**Stated task:**
Here are some records; quote them exactly, leaving out the pictures.

----- Task input -----

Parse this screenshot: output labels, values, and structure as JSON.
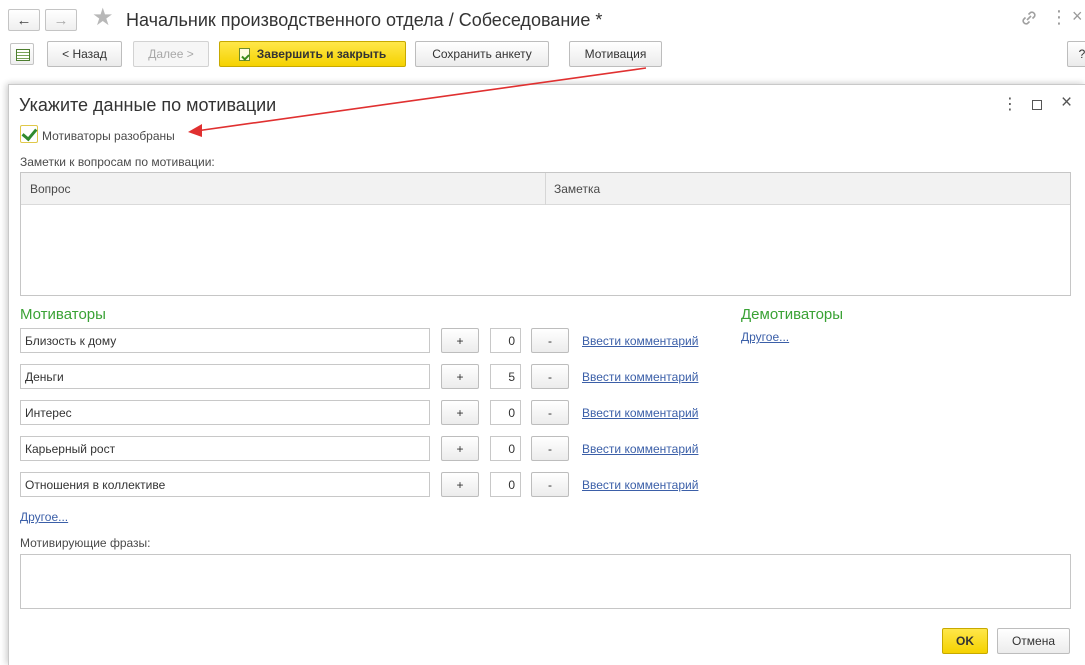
{
  "window": {
    "title": "Начальник производственного отдела / Собеседование *"
  },
  "toolbar": {
    "back_label": "< Назад",
    "next_label": "Далее >",
    "finish_label": "Завершить и закрыть",
    "save_label": "Сохранить анкету",
    "motivation_label": "Мотивация",
    "help_label": "?"
  },
  "dialog": {
    "title": "Укажите данные по мотивации",
    "checkbox_label": "Мотиваторы разобраны",
    "checkbox_checked": true,
    "notes_label": "Заметки к вопросам по мотивации:",
    "notes_columns": [
      "Вопрос",
      "Заметка"
    ],
    "motivators_title": "Мотиваторы",
    "demotivators_title": "Демотиваторы",
    "motivators": [
      {
        "name": "Близость к дому",
        "value": "0",
        "plus": "+",
        "minus": "-",
        "comment": "Ввести комментарий"
      },
      {
        "name": "Деньги",
        "value": "5",
        "plus": "+",
        "minus": "-",
        "comment": "Ввести комментарий"
      },
      {
        "name": "Интерес",
        "value": "0",
        "plus": "+",
        "minus": "-",
        "comment": "Ввести комментарий"
      },
      {
        "name": "Карьерный рост",
        "value": "0",
        "plus": "+",
        "minus": "-",
        "comment": "Ввести комментарий"
      },
      {
        "name": "Отношения в коллективе",
        "value": "0",
        "plus": "+",
        "minus": "-",
        "comment": "Ввести комментарий"
      }
    ],
    "motivators_other": "Другое...",
    "demotivators_other": "Другое...",
    "phrases_label": "Мотивирующие фразы:",
    "ok_label": "OK",
    "cancel_label": "Отмена"
  },
  "colors": {
    "accent_yellow": "#f5d200",
    "section_green": "#3aa235",
    "link_blue": "#3b5fa8",
    "annotation_arrow": "#e03030"
  }
}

-----

**Task result:**
Parse this screenshot: output labels, values, and structure as JSON.
{
  "window": {
    "title": "Начальник производственного отдела / Собеседование *"
  },
  "toolbar": {
    "back_label": "< Назад",
    "next_label": "Далее >",
    "finish_label": "Завершить и закрыть",
    "save_label": "Сохранить анкету",
    "motivation_label": "Мотивация",
    "help_label": "?"
  },
  "dialog": {
    "title": "Укажите данные по мотивации",
    "checkbox_label": "Мотиваторы разобраны",
    "checkbox_checked": true,
    "notes_label": "Заметки к вопросам по мотивации:",
    "notes_columns": [
      "Вопрос",
      "Заметка"
    ],
    "motivators_title": "Мотиваторы",
    "demotivators_title": "Демотиваторы",
    "motivators": [
      {
        "name": "Близость к дому",
        "value": "0",
        "plus": "+",
        "minus": "-",
        "comment": "Ввести комментарий"
      },
      {
        "name": "Деньги",
        "value": "5",
        "plus": "+",
        "minus": "-",
        "comment": "Ввести комментарий"
      },
      {
        "name": "Интерес",
        "value": "0",
        "plus": "+",
        "minus": "-",
        "comment": "Ввести комментарий"
      },
      {
        "name": "Карьерный рост",
        "value": "0",
        "plus": "+",
        "minus": "-",
        "comment": "Ввести комментарий"
      },
      {
        "name": "Отношения в коллективе",
        "value": "0",
        "plus": "+",
        "minus": "-",
        "comment": "Ввести комментарий"
      }
    ],
    "motivators_other": "Другое...",
    "demotivators_other": "Другое...",
    "phrases_label": "Мотивирующие фразы:",
    "ok_label": "OK",
    "cancel_label": "Отмена"
  },
  "colors": {
    "accent_yellow": "#f5d200",
    "section_green": "#3aa235",
    "link_blue": "#3b5fa8",
    "annotation_arrow": "#e03030"
  }
}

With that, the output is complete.